■ RECORDS
⟨

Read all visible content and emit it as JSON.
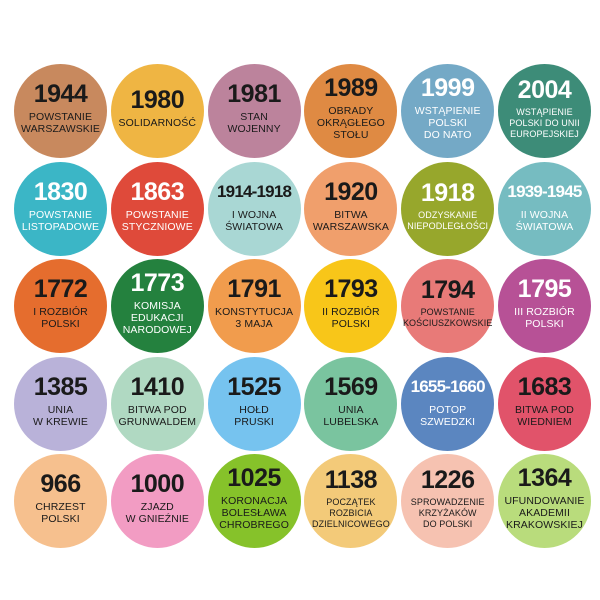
{
  "events": [
    {
      "year": "1944",
      "label": "Powstanie\nwarszawskie",
      "color": "#c8895e",
      "text": "#1a1a1a"
    },
    {
      "year": "1980",
      "label": "Solidarność",
      "color": "#efb543",
      "text": "#1a1a1a"
    },
    {
      "year": "1981",
      "label": "Stan\nwojenny",
      "color": "#bc839c",
      "text": "#1a1a1a"
    },
    {
      "year": "1989",
      "label": "Obrady\nokrągłego\nstołu",
      "color": "#df8a43",
      "text": "#1a1a1a"
    },
    {
      "year": "1999",
      "label": "Wstąpienie\nPolski\ndo NATO",
      "color": "#74a9c6",
      "text": "#ffffff"
    },
    {
      "year": "2004",
      "label": "Wstąpienie\nPolski do Unii\nEuropejskiej",
      "color": "#3d8c78",
      "text": "#ffffff"
    },
    {
      "year": "1830",
      "label": "Powstanie\nlistopadowe",
      "color": "#3bb6c6",
      "text": "#ffffff"
    },
    {
      "year": "1863",
      "label": "Powstanie\nstyczniowe",
      "color": "#df4a3a",
      "text": "#ffffff"
    },
    {
      "year": "1914-1918",
      "label": "I wojna\nświatowa",
      "color": "#a9d7d4",
      "text": "#1a1a1a"
    },
    {
      "year": "1920",
      "label": "Bitwa\nwarszawska",
      "color": "#f09f6c",
      "text": "#1a1a1a"
    },
    {
      "year": "1918",
      "label": "Odzyskanie\nniepodległości",
      "color": "#97a72c",
      "text": "#ffffff"
    },
    {
      "year": "1939-1945",
      "label": "II wojna\nświatowa",
      "color": "#76bcc1",
      "text": "#ffffff"
    },
    {
      "year": "1772",
      "label": "I rozbiór\nPolski",
      "color": "#e56d2e",
      "text": "#1a1a1a"
    },
    {
      "year": "1773",
      "label": "Komisja\nEdukacji\nNarodowej",
      "color": "#24813e",
      "text": "#ffffff"
    },
    {
      "year": "1791",
      "label": "Konstytucja\n3 maja",
      "color": "#f19c4d",
      "text": "#1a1a1a"
    },
    {
      "year": "1793",
      "label": "II rozbiór\nPolski",
      "color": "#f8c619",
      "text": "#1a1a1a"
    },
    {
      "year": "1794",
      "label": "Powstanie\nkościuszkowskie",
      "color": "#e87a78",
      "text": "#1a1a1a"
    },
    {
      "year": "1795",
      "label": "III rozbiór\nPolski",
      "color": "#b75196",
      "text": "#ffffff"
    },
    {
      "year": "1385",
      "label": "Unia\nw Krewie",
      "color": "#b9b2d9",
      "text": "#1a1a1a"
    },
    {
      "year": "1410",
      "label": "Bitwa pod\nGrunwaldem",
      "color": "#b0d9c2",
      "text": "#1a1a1a"
    },
    {
      "year": "1525",
      "label": "Hołd\npruski",
      "color": "#76c3ef",
      "text": "#1a1a1a"
    },
    {
      "year": "1569",
      "label": "Unia\nlubelska",
      "color": "#7ac49f",
      "text": "#1a1a1a"
    },
    {
      "year": "1655-1660",
      "label": "Potop\nszwedzki",
      "color": "#5b86c0",
      "text": "#ffffff"
    },
    {
      "year": "1683",
      "label": "Bitwa pod\nWiedniem",
      "color": "#e1536a",
      "text": "#1a1a1a"
    },
    {
      "year": "966",
      "label": "Chrzest\nPolski",
      "color": "#f6c08e",
      "text": "#1a1a1a"
    },
    {
      "year": "1000",
      "label": "Zjazd\nw Gnieźnie",
      "color": "#f29cc3",
      "text": "#1a1a1a"
    },
    {
      "year": "1025",
      "label": "Koronacja\nBolesława\nChrobrego",
      "color": "#86c22a",
      "text": "#1a1a1a"
    },
    {
      "year": "1138",
      "label": "Początek\nrozbicia\ndzielnicowego",
      "color": "#f3ca79",
      "text": "#1a1a1a"
    },
    {
      "year": "1226",
      "label": "Sprowadzenie\nKrzyżaków\ndo Polski",
      "color": "#f6c2b1",
      "text": "#1a1a1a"
    },
    {
      "year": "1364",
      "label": "Ufundowanie\nAkademii\nKrakowskiej",
      "color": "#b9dc7c",
      "text": "#1a1a1a"
    }
  ]
}
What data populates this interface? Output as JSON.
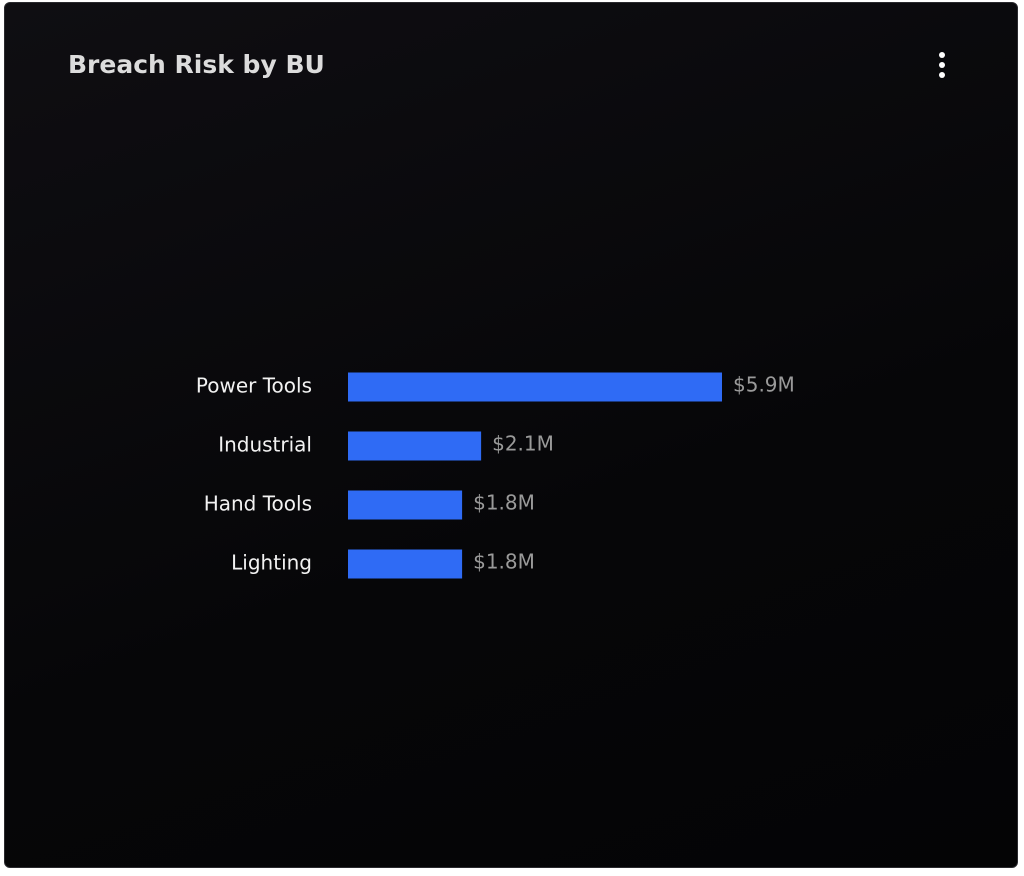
{
  "chart_data": {
    "type": "bar",
    "orientation": "horizontal",
    "title": "Breach Risk by BU",
    "categories": [
      "Power Tools",
      "Industrial",
      "Hand Tools",
      "Lighting"
    ],
    "values": [
      5.9,
      2.1,
      1.8,
      1.8
    ],
    "value_labels": [
      "$5.9M",
      "$2.1M",
      "$1.8M",
      "$1.8M"
    ],
    "color": "#2f6bf5"
  }
}
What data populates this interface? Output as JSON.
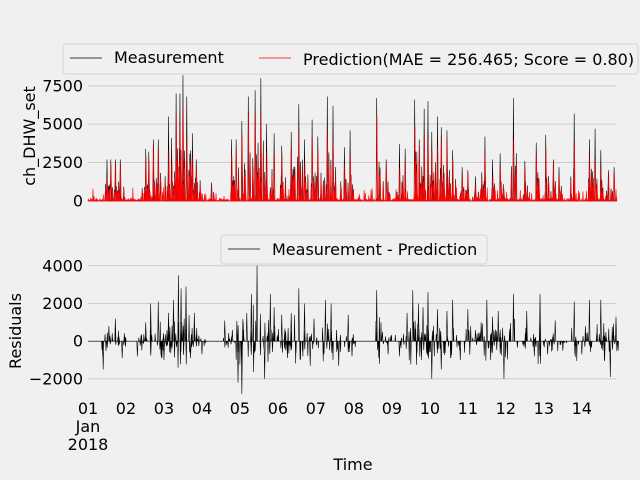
{
  "figure": {
    "background": "#f0f0f0",
    "grid_color": "#cbcbcb",
    "measurement_color": "#000000",
    "prediction_color": "#ff0000"
  },
  "x_axis": {
    "xlabel": "Time",
    "tick_labels": [
      "01",
      "02",
      "03",
      "04",
      "05",
      "06",
      "07",
      "08",
      "09",
      "10",
      "11",
      "12",
      "13",
      "14"
    ],
    "month_label": "Jan",
    "year_label": "2018",
    "xlim_days": [
      1,
      14.9
    ]
  },
  "chart_data": [
    {
      "type": "line",
      "ylabel": "ch_DHW_set",
      "ylim": [
        -200,
        8400
      ],
      "yticks": [
        0,
        2500,
        5000,
        7500
      ],
      "ytick_labels": [
        "0",
        "2500",
        "5000",
        "7500"
      ],
      "grid": true,
      "legend": {
        "placement": "top",
        "ncol": 2
      },
      "series": [
        {
          "name": "Measurement",
          "color": "#000000",
          "line_width": 0.6
        },
        {
          "name": "Prediction(MAE = 256.465; Score = 0.80)",
          "color": "#ff0000",
          "line_width": 0.6
        }
      ],
      "peaks_day_value": [
        [
          1.5,
          2700
        ],
        [
          1.6,
          2700
        ],
        [
          1.72,
          2700
        ],
        [
          1.85,
          2700
        ],
        [
          2.52,
          3400
        ],
        [
          2.6,
          3200
        ],
        [
          2.72,
          4000
        ],
        [
          2.85,
          4000
        ],
        [
          3.12,
          5500
        ],
        [
          3.2,
          4100
        ],
        [
          3.32,
          7000
        ],
        [
          3.42,
          7000
        ],
        [
          3.5,
          8200
        ],
        [
          3.6,
          6800
        ],
        [
          3.75,
          4400
        ],
        [
          3.85,
          2700
        ],
        [
          4.25,
          1200
        ],
        [
          4.78,
          4000
        ],
        [
          4.9,
          4000
        ],
        [
          5.05,
          5200
        ],
        [
          5.22,
          6800
        ],
        [
          5.4,
          7200
        ],
        [
          5.55,
          8000
        ],
        [
          5.7,
          5000
        ],
        [
          5.9,
          4400
        ],
        [
          6.1,
          3600
        ],
        [
          6.35,
          4500
        ],
        [
          6.55,
          6300
        ],
        [
          6.7,
          4000
        ],
        [
          6.9,
          5300
        ],
        [
          7.05,
          4200
        ],
        [
          7.3,
          6800
        ],
        [
          7.45,
          6200
        ],
        [
          7.75,
          3500
        ],
        [
          7.9,
          4600
        ],
        [
          8.6,
          6700
        ],
        [
          8.85,
          2700
        ],
        [
          9.2,
          3700
        ],
        [
          9.35,
          3400
        ],
        [
          9.6,
          6600
        ],
        [
          9.72,
          4000
        ],
        [
          9.85,
          6000
        ],
        [
          9.95,
          6500
        ],
        [
          10.05,
          4500
        ],
        [
          10.2,
          5500
        ],
        [
          10.3,
          4800
        ],
        [
          10.45,
          4600
        ],
        [
          10.6,
          3300
        ],
        [
          10.85,
          2200
        ],
        [
          11.0,
          2000
        ],
        [
          11.2,
          1600
        ],
        [
          11.45,
          4200
        ],
        [
          11.65,
          2700
        ],
        [
          11.85,
          3100
        ],
        [
          12.2,
          6700
        ],
        [
          12.5,
          2600
        ],
        [
          12.8,
          3800
        ],
        [
          13.05,
          4300
        ],
        [
          13.25,
          2700
        ],
        [
          13.4,
          2200
        ],
        [
          13.8,
          5700
        ],
        [
          14.2,
          4000
        ],
        [
          14.35,
          4700
        ],
        [
          14.5,
          3300
        ],
        [
          14.7,
          2000
        ],
        [
          14.85,
          2200
        ]
      ]
    },
    {
      "type": "line",
      "ylabel": "Residuals",
      "ylim": [
        -2800,
        4200
      ],
      "yticks": [
        -2000,
        0,
        2000,
        4000
      ],
      "ytick_labels": [
        "−2000",
        "0",
        "2000",
        "4000"
      ],
      "grid": true,
      "legend": {
        "placement": "top",
        "ncol": 1
      },
      "series": [
        {
          "name": "Measurement - Prediction",
          "color": "#000000",
          "line_width": 0.6
        }
      ],
      "peaks_day_value": [
        [
          1.4,
          -1500
        ],
        [
          1.55,
          800
        ],
        [
          1.72,
          1200
        ],
        [
          1.9,
          -900
        ],
        [
          2.3,
          -800
        ],
        [
          2.52,
          1000
        ],
        [
          2.65,
          2000
        ],
        [
          2.85,
          2100
        ],
        [
          3.0,
          -1000
        ],
        [
          3.12,
          1500
        ],
        [
          3.25,
          2200
        ],
        [
          3.38,
          3500
        ],
        [
          3.45,
          2800
        ],
        [
          3.58,
          2900
        ],
        [
          3.7,
          -900
        ],
        [
          3.8,
          1500
        ],
        [
          4.0,
          -700
        ],
        [
          4.6,
          1100
        ],
        [
          4.8,
          600
        ],
        [
          4.95,
          -2200
        ],
        [
          5.05,
          -2800
        ],
        [
          5.18,
          1500
        ],
        [
          5.3,
          2500
        ],
        [
          5.45,
          4000
        ],
        [
          5.65,
          -2000
        ],
        [
          5.8,
          2500
        ],
        [
          5.9,
          1800
        ],
        [
          6.1,
          1400
        ],
        [
          6.25,
          -900
        ],
        [
          6.35,
          1500
        ],
        [
          6.55,
          2800
        ],
        [
          6.7,
          2000
        ],
        [
          6.85,
          -1300
        ],
        [
          6.95,
          1200
        ],
        [
          7.25,
          2200
        ],
        [
          7.4,
          2000
        ],
        [
          7.6,
          -1300
        ],
        [
          7.85,
          1400
        ],
        [
          7.95,
          -800
        ],
        [
          8.6,
          2700
        ],
        [
          8.75,
          500
        ],
        [
          8.9,
          -700
        ],
        [
          9.2,
          -800
        ],
        [
          9.4,
          1500
        ],
        [
          9.55,
          2700
        ],
        [
          9.7,
          2000
        ],
        [
          9.82,
          1800
        ],
        [
          9.95,
          2600
        ],
        [
          10.05,
          -2000
        ],
        [
          10.2,
          1700
        ],
        [
          10.3,
          -1500
        ],
        [
          10.45,
          1600
        ],
        [
          10.6,
          2200
        ],
        [
          10.8,
          -1000
        ],
        [
          11.0,
          1700
        ],
        [
          11.2,
          600
        ],
        [
          11.35,
          1000
        ],
        [
          11.5,
          2200
        ],
        [
          11.6,
          -1000
        ],
        [
          11.65,
          1300
        ],
        [
          11.8,
          1600
        ],
        [
          11.95,
          -2000
        ],
        [
          12.2,
          2500
        ],
        [
          12.55,
          1600
        ],
        [
          12.75,
          -800
        ],
        [
          12.9,
          2500
        ],
        [
          13.1,
          -700
        ],
        [
          13.3,
          1100
        ],
        [
          13.5,
          -500
        ],
        [
          13.8,
          2100
        ],
        [
          14.0,
          -700
        ],
        [
          14.2,
          2200
        ],
        [
          14.5,
          2200
        ],
        [
          14.6,
          -1000
        ],
        [
          14.75,
          -1900
        ],
        [
          14.9,
          1300
        ]
      ]
    }
  ]
}
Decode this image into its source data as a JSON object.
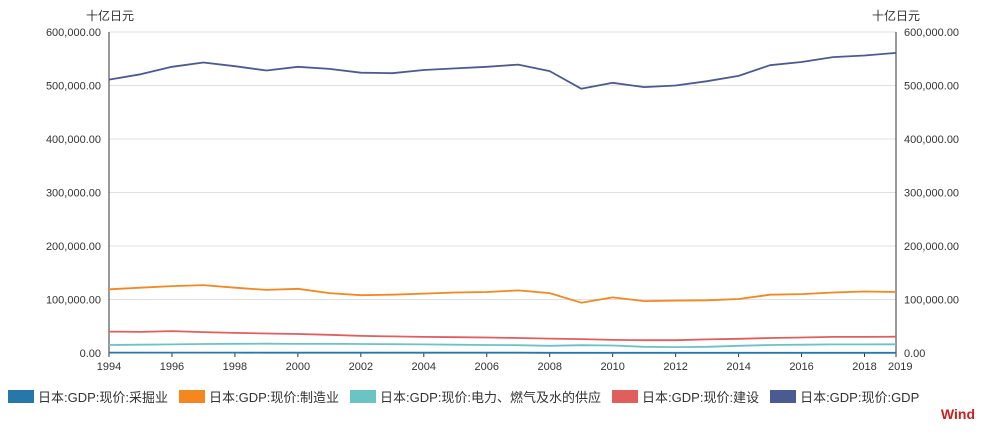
{
  "chart_data": {
    "type": "line",
    "left_unit": "十亿日元",
    "right_unit": "十亿日元",
    "x": [
      1994,
      1995,
      1996,
      1997,
      1998,
      1999,
      2000,
      2001,
      2002,
      2003,
      2004,
      2005,
      2006,
      2007,
      2008,
      2009,
      2010,
      2011,
      2012,
      2013,
      2014,
      2015,
      2016,
      2017,
      2018,
      2019
    ],
    "x_ticks": [
      1994,
      1996,
      1998,
      2000,
      2002,
      2004,
      2006,
      2008,
      2010,
      2012,
      2014,
      2016,
      2018,
      2019
    ],
    "y_ticks": [
      0,
      100000,
      200000,
      300000,
      400000,
      500000,
      600000
    ],
    "y_tick_labels": [
      "0.00",
      "100,000.00",
      "200,000.00",
      "300,000.00",
      "400,000.00",
      "500,000.00",
      "600,000.00"
    ],
    "ylim": [
      0,
      600000
    ],
    "series": [
      {
        "name": "日本:GDP:现价:采掘业",
        "color": "#2778a8",
        "values": [
          800,
          780,
          760,
          740,
          700,
          650,
          620,
          600,
          560,
          540,
          520,
          510,
          500,
          480,
          460,
          420,
          420,
          400,
          380,
          380,
          370,
          370,
          360,
          360,
          350,
          350
        ]
      },
      {
        "name": "日本:GDP:现价:制造业",
        "color": "#f5871f",
        "values": [
          119000,
          122000,
          125000,
          127000,
          122000,
          118000,
          120000,
          112000,
          108000,
          109000,
          111000,
          113000,
          114000,
          117000,
          112000,
          94000,
          104000,
          97000,
          98000,
          98500,
          101000,
          109000,
          110000,
          113000,
          115000,
          114000
        ]
      },
      {
        "name": "日本:GDP:现价:电力、燃气及水的供应",
        "color": "#6cc3c6",
        "values": [
          15000,
          15500,
          16000,
          16800,
          17200,
          17300,
          17000,
          17200,
          16800,
          16500,
          16000,
          15500,
          15000,
          14500,
          13500,
          14500,
          14000,
          11500,
          11000,
          11500,
          13500,
          15000,
          15500,
          16000,
          16000,
          16200
        ]
      },
      {
        "name": "日本:GDP:现价:建设",
        "color": "#e05e5c",
        "values": [
          40000,
          39500,
          41000,
          39000,
          37500,
          36500,
          35500,
          34000,
          32000,
          31000,
          30000,
          29500,
          29000,
          28000,
          27000,
          26000,
          24500,
          24000,
          24000,
          25500,
          26500,
          28000,
          29000,
          30000,
          30000,
          30500
        ]
      },
      {
        "name": "日本:GDP:现价:GDP",
        "color": "#4c5a94",
        "values": [
          511000,
          521000,
          535000,
          543000,
          536000,
          528000,
          535000,
          531000,
          524000,
          523000,
          529000,
          532000,
          535000,
          539000,
          527000,
          494000,
          505000,
          497000,
          500000,
          508000,
          518000,
          538000,
          544000,
          553000,
          556000,
          561000
        ]
      }
    ],
    "legend_position": "bottom-left",
    "watermark": "Wind"
  }
}
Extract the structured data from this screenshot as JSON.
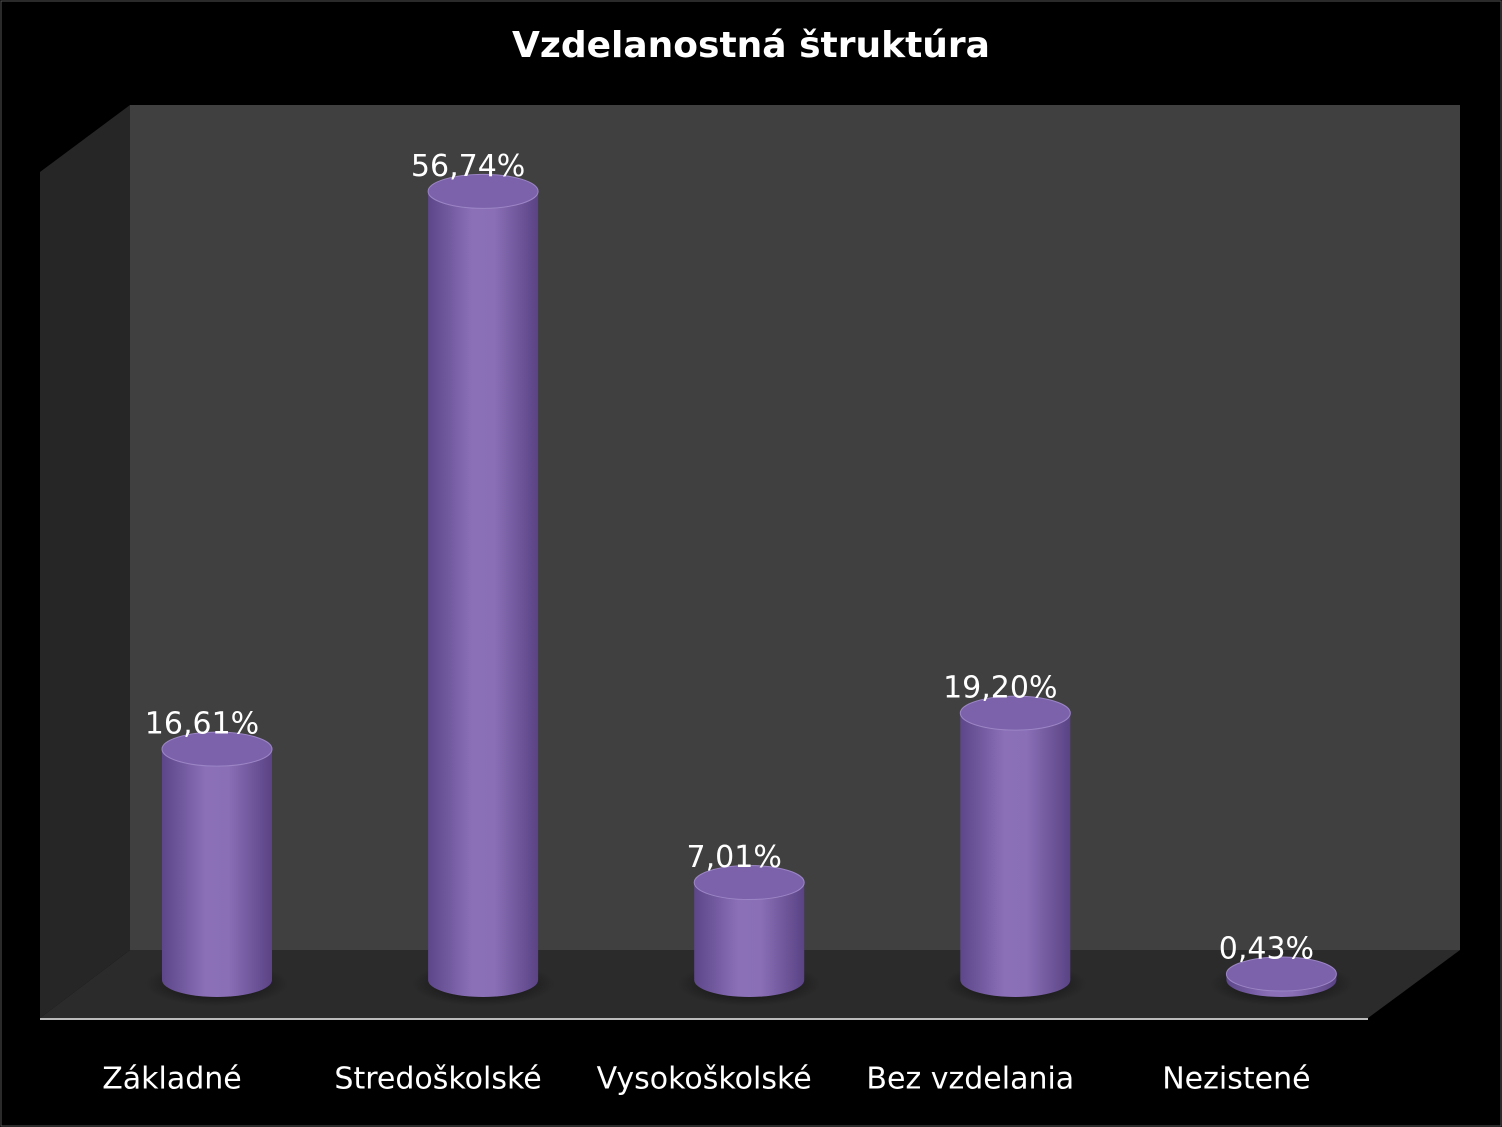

⟩

■ TASK TO CARRY OUT
Return the number of lines that include the word "nPolski", and nothing else.

■ SOLUTION
6